Exercise requirements
Search the records for the word "Bank" and pick out every line that has it.

Dataset items
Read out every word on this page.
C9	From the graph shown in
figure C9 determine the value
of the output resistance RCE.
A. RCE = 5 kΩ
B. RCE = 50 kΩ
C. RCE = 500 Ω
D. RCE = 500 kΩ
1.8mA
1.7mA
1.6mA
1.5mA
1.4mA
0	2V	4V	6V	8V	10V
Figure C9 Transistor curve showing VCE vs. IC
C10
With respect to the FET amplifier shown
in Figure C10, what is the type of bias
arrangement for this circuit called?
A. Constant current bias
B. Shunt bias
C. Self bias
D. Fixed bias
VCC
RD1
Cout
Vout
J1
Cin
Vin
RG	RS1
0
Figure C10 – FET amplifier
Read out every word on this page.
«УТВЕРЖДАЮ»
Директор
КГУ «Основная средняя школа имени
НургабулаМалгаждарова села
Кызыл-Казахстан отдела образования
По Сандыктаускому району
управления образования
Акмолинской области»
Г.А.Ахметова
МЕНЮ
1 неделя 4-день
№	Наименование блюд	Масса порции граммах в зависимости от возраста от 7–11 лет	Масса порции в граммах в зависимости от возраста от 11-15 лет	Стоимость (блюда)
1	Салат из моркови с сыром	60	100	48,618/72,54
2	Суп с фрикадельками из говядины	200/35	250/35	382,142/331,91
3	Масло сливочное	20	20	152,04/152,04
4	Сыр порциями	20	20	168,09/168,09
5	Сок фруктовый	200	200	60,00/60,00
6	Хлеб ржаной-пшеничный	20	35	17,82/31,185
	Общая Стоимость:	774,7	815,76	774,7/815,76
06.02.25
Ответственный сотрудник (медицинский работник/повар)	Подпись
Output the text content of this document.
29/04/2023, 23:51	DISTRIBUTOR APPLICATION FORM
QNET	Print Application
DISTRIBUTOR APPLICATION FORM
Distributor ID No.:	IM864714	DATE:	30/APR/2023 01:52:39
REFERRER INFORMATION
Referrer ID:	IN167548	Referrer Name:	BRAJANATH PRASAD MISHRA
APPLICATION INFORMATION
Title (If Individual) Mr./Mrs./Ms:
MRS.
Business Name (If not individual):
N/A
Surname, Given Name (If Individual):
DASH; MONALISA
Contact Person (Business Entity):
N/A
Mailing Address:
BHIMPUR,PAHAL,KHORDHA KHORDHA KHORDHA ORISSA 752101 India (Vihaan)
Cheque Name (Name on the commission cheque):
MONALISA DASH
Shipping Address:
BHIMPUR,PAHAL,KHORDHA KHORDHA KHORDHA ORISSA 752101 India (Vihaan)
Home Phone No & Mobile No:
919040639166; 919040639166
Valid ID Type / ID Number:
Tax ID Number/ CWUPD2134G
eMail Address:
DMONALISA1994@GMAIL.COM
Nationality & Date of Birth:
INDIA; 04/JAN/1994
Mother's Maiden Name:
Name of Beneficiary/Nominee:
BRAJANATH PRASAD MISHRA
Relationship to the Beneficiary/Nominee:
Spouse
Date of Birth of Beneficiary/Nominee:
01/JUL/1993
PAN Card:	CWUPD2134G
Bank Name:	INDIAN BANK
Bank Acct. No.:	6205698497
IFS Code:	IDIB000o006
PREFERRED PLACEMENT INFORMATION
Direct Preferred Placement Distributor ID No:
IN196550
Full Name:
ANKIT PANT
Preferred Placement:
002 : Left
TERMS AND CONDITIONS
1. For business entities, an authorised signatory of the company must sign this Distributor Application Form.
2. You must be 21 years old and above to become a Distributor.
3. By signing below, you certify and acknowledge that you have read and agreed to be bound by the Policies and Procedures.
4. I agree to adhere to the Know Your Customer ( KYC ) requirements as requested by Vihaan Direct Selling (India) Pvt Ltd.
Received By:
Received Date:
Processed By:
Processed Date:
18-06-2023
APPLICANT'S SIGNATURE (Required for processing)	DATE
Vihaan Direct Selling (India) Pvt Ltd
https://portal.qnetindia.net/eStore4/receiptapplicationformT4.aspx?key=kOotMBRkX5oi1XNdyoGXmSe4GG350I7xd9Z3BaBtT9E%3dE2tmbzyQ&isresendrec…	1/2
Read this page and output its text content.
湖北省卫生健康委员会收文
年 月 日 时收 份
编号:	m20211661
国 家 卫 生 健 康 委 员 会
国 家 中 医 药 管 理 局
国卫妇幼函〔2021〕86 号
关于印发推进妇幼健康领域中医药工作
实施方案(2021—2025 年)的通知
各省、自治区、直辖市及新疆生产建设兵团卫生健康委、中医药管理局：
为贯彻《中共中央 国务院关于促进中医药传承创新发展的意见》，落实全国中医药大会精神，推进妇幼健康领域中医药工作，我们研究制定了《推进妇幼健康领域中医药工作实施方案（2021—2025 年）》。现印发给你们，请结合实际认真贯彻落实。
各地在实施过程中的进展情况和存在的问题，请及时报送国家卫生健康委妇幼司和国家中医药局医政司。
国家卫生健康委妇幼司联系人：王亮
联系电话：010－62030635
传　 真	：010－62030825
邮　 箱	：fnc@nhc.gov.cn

Output below
Bank Name:	INDIAN BANK
Bank Acct. No.:	6205698497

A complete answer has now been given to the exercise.